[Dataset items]
* * * * * * *

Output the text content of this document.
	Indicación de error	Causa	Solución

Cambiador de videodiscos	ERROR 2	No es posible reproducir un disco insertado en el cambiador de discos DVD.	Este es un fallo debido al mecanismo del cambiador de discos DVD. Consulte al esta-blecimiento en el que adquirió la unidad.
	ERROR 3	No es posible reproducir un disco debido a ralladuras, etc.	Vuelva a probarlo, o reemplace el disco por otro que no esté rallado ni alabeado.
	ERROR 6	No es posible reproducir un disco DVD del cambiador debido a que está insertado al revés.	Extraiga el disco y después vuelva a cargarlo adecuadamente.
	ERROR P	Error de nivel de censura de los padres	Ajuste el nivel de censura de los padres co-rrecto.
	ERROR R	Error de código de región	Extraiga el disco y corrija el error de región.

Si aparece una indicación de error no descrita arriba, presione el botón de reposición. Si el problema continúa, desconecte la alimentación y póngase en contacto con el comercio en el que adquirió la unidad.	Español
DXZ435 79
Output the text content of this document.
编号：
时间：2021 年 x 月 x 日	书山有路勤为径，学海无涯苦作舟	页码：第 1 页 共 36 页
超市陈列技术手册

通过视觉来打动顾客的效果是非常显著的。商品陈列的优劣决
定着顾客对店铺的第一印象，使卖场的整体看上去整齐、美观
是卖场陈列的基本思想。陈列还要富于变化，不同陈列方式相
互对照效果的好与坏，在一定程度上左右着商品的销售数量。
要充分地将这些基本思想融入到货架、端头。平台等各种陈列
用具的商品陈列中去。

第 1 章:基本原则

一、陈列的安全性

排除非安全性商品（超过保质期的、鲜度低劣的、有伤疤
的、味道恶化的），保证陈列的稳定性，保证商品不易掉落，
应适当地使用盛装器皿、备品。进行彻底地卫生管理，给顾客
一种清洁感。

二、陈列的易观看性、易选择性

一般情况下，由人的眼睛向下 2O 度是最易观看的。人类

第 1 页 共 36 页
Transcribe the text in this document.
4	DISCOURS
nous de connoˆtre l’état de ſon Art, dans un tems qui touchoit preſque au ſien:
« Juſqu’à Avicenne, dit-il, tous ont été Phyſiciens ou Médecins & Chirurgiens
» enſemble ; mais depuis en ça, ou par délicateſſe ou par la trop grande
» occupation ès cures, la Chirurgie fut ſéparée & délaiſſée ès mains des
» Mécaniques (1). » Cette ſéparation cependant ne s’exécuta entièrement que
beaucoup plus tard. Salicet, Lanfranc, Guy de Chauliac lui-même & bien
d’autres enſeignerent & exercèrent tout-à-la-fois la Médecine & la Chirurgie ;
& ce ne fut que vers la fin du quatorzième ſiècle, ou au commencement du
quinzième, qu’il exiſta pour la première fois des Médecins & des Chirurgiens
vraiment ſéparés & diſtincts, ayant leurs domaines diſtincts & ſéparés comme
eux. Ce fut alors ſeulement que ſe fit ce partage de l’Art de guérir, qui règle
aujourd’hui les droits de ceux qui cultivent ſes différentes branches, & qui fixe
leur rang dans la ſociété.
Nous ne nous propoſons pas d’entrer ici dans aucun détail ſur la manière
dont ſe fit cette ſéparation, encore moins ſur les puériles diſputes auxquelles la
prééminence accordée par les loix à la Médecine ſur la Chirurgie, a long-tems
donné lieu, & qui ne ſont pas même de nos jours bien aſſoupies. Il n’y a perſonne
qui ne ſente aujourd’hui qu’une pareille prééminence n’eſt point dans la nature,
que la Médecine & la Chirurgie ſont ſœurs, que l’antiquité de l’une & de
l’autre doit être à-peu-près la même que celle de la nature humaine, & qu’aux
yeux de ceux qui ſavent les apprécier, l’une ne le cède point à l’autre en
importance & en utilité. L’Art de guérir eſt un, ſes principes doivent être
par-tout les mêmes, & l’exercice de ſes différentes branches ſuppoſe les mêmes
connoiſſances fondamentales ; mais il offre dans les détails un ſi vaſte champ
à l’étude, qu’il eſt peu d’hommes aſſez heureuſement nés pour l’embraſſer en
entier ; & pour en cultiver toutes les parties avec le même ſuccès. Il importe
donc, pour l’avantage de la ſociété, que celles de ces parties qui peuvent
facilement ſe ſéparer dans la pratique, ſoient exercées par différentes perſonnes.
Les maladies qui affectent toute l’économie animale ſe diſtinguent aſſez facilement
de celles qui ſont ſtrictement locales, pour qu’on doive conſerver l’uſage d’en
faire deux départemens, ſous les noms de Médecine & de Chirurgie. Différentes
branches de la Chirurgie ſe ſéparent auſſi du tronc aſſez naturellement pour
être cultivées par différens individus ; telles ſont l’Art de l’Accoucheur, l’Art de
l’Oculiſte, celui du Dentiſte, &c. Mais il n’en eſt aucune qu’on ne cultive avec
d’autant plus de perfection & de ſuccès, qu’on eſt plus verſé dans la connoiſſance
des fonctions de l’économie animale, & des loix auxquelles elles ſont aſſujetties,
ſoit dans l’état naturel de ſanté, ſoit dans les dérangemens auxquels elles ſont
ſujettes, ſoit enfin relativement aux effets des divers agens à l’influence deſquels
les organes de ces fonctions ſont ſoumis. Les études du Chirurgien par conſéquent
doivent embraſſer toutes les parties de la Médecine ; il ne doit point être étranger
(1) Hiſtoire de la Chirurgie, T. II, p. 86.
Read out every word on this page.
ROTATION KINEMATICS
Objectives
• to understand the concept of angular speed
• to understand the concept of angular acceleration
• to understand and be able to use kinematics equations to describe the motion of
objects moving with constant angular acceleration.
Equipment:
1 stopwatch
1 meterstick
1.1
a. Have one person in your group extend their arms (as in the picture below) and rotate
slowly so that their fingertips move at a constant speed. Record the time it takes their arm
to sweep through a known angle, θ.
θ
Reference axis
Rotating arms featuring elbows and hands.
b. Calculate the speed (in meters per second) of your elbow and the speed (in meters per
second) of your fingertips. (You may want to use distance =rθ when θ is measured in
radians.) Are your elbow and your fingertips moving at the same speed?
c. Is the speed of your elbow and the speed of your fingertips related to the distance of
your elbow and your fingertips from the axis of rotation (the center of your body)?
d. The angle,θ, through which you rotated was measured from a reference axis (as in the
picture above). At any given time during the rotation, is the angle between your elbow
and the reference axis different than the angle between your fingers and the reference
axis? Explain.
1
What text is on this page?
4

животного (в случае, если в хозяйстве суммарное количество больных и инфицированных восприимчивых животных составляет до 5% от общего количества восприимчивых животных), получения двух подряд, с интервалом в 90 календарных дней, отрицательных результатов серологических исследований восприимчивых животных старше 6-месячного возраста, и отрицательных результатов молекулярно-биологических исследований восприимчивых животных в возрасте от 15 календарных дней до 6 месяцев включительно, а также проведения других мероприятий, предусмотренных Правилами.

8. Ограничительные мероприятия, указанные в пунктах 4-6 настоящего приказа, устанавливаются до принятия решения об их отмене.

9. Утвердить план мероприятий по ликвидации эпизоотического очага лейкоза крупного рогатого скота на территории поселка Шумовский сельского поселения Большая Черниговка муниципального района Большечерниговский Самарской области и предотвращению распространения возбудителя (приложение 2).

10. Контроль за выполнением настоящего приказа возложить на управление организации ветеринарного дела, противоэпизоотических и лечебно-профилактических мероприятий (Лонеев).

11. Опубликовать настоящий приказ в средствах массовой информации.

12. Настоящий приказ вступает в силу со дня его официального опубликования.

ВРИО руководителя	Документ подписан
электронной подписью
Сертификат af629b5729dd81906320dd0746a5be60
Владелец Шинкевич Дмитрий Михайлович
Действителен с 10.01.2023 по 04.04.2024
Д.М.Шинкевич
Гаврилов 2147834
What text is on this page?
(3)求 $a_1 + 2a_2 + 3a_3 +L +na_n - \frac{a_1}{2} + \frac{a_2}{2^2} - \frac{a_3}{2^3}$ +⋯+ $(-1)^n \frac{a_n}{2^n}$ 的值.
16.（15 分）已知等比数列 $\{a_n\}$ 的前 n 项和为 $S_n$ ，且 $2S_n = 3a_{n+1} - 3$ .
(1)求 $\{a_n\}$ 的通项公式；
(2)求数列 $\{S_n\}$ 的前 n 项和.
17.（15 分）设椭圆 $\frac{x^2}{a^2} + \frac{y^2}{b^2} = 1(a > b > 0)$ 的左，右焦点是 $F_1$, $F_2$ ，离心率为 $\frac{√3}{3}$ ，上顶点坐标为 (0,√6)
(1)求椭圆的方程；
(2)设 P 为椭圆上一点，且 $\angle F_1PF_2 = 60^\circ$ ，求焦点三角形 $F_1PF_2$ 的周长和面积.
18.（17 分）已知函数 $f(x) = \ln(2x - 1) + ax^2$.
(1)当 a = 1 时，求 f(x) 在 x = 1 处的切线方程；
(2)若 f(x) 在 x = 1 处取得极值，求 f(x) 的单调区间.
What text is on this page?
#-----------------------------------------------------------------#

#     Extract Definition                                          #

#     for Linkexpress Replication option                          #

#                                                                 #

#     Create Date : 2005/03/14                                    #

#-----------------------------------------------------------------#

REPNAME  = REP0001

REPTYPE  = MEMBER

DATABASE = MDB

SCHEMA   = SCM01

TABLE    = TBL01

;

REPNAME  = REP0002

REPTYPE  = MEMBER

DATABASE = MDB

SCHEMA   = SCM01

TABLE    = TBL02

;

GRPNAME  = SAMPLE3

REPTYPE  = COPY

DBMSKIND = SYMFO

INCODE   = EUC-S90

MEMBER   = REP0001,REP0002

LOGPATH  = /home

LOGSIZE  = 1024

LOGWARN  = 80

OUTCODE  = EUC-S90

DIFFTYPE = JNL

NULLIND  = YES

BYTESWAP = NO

* * * * * * *

__Your task__: Count how many lines of the material hold the string "facilement". Give the number and nothing more.

__In response__: 2